### TEXTE SOURCE:
*-*-*

De passage le 30 novembre dernier au Tollhaus de Karlsruhe, la compagnie Akram Khan poursuit sa tournée en Allemagne et présentera à Cologne les 5 et 6 décembre prochains la dernière création du chorégraphe anglo-bangladais, « Outwitting the Devil ».

Conçu pour six danseurs, le spectacle s’inspire de l’épopée de Gilgamesh (un roi tout-puissant de la Mésopotamie antique) pour dénoncer la menace que fait peser l’Homme sur la nature. Interview de Tatiana Geiselmann avec un des danseurs de la compagnie, Jasper Narvaez.

Maxime Dos

Vous faîtes partie des six danseurs présents dans la dernière pièce créée par Akram Khan, « Outwitting the devil ». Comment résumeriez-vous la pièce ?

Tous les spectacles d’Akram Khan peuvent être interprétés de multiples manières. Dans celui-ci, il y a une histoire qui a particulièrement imprégné la pièce : le mythe de Gilgamesh. Récemment, on a retrouvé des tablettes qui relatent les aventures de cet ancien roi [Gilgamesh était le roi tout-puissant de la ville mésopotamienne d’Ourouk, autour de 2650 av. J.C ndlr], des tablettes qui sont venues compléter les fragments du récit que l’on connaissait jusque-là. Ça a été une des grandes inspirations d’Akram Khan, la trame de fond de la pièce. Après, tout n’a pas été retranscrit dans le spectacle de manière linéaire, scène après scène, événement après événement. Il y a eu d’autres influences, comme certains personnages de la mythologie indienne. On retrouve notamment la déesse Kali, assez importante dans la pièce d’Akram Khan, et qui apparaît en tant que symbole de la nature. Elle se place en opposition à Gilgamesh, qui lui représente l’Homme. Si on schématise l’histoire, c’est finalement plutôt simple : c’est un combat entre l’espèce humaine et la nature.

*-*-*

Annotations spatiales:
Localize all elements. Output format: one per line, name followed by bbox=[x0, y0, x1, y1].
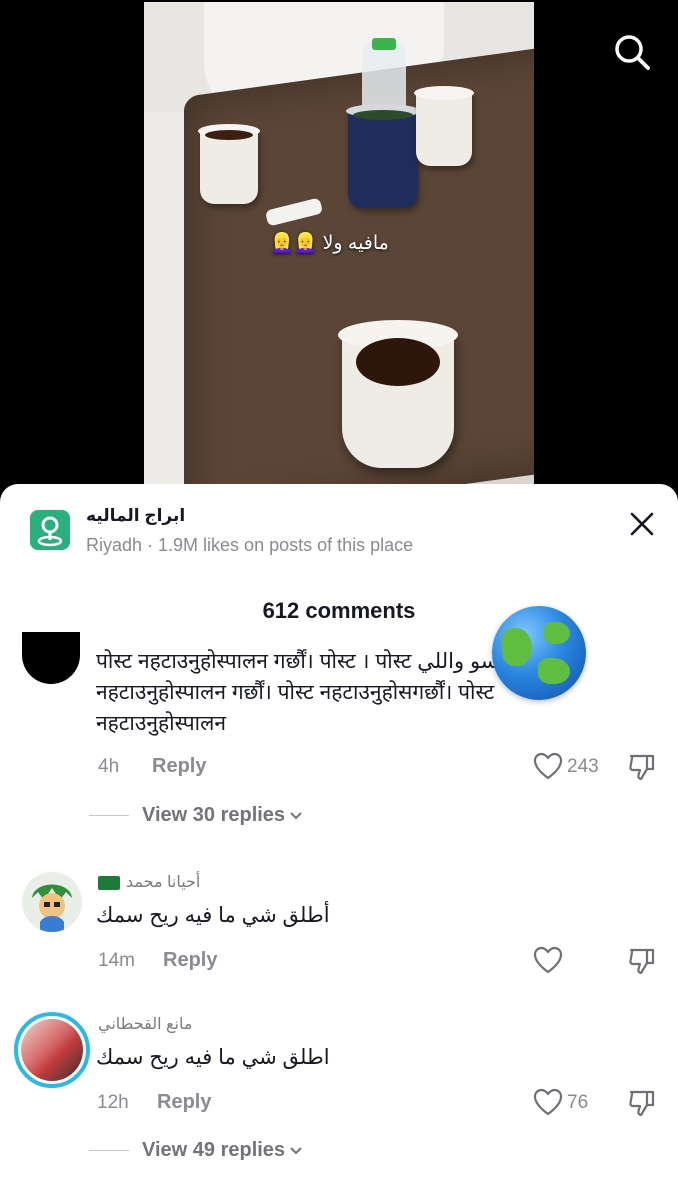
map-pin-icon[interactable] bbox=[30, 510, 70, 550]
comment-time: 4h bbox=[98, 756, 120, 777]
comment-text: اطلق شي ما فيه ريح سمك bbox=[96, 1046, 330, 1069]
chevron-down-icon bbox=[289, 1139, 303, 1162]
comment-text: पोस्ट नहटाउनुहोस्पालन गर्छौं। पोस्ट । पो… bbox=[96, 646, 515, 739]
reply-button[interactable]: Reply bbox=[163, 949, 217, 972]
comment-line: पोस्ट नहटाउनुहोस्पालन गर्छौं। पोस्ट । पो… bbox=[96, 650, 516, 673]
blue-cup bbox=[346, 104, 420, 208]
avatar[interactable] bbox=[14, 1012, 90, 1088]
saudi-flag-icon bbox=[98, 875, 120, 890]
heart-icon[interactable] bbox=[533, 1088, 563, 1116]
search-icon[interactable] bbox=[612, 32, 652, 72]
comment-username[interactable]: أحيانا محمد bbox=[98, 872, 200, 892]
thumbs-down-icon[interactable] bbox=[627, 752, 657, 782]
avatar[interactable] bbox=[22, 872, 82, 932]
small-cup-left bbox=[198, 124, 260, 204]
globe-emoji-sticker bbox=[492, 606, 586, 700]
view-replies-button[interactable]: View 49 replies bbox=[142, 1139, 303, 1162]
comment-time: 14m bbox=[98, 950, 135, 971]
heart-icon[interactable] bbox=[533, 946, 563, 974]
divider bbox=[89, 815, 129, 816]
large-tea-cup bbox=[338, 320, 458, 468]
thumbs-down-icon[interactable] bbox=[627, 946, 657, 976]
comment-line: नहटाउनुहोस्पालन bbox=[96, 712, 227, 735]
reply-button[interactable]: Reply bbox=[152, 755, 206, 778]
comment-username[interactable]: مانع القحطاني bbox=[98, 1014, 192, 1034]
view-replies-button[interactable]: View 30 replies bbox=[142, 804, 303, 827]
view-replies-label: View 49 replies bbox=[142, 1139, 286, 1161]
thumbs-down-icon[interactable] bbox=[627, 1088, 657, 1118]
place-name[interactable]: ابراج الماليه bbox=[86, 506, 185, 526]
reply-button[interactable]: Reply bbox=[157, 1091, 211, 1114]
comment-line: नहटाउनुहोस्पालन गर्छौं। पोस्ट नहटाउनुहोस… bbox=[96, 681, 495, 704]
video-caption-overlay: مافيه ولا 👱‍♀️👱‍♀️ bbox=[270, 233, 389, 254]
close-icon[interactable] bbox=[626, 508, 658, 540]
small-cup-right bbox=[414, 86, 474, 166]
comment-text: أطلق شي ما فيه ريح سمك bbox=[96, 904, 330, 927]
heart-icon[interactable] bbox=[533, 752, 563, 780]
divider bbox=[89, 1150, 129, 1151]
comment-time: 12h bbox=[97, 1092, 129, 1113]
comments-count: 612 comments bbox=[262, 598, 416, 623]
username-label: أحيانا محمد bbox=[126, 874, 201, 891]
chevron-down-icon bbox=[289, 804, 303, 827]
view-replies-label: View 30 replies bbox=[142, 804, 286, 826]
like-count: 243 bbox=[567, 756, 599, 777]
place-subtitle: Riyadh · 1.9M likes on posts of this pla… bbox=[86, 535, 414, 555]
avatar[interactable] bbox=[22, 632, 80, 684]
like-count: 76 bbox=[567, 1092, 589, 1113]
video-player[interactable]: مافيه ولا 👱‍♀️👱‍♀️ bbox=[0, 0, 678, 500]
comments-sheet: ابراج الماليه Riyadh · 1.9M likes on pos… bbox=[0, 484, 678, 1200]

*-*-*

### CONSIGNE:
Mettez en anglais cette phrase de l'entretien sur le spectacle d'Akram Khan : « Si on schématise l’histoire, c’est finalement plutôt simple : c’est un combat entre l’espèce humaine et la nature. »

### RÉPONSE:
If you simplify the story, it's actually fairly simple: it's a fight between the human species and nature.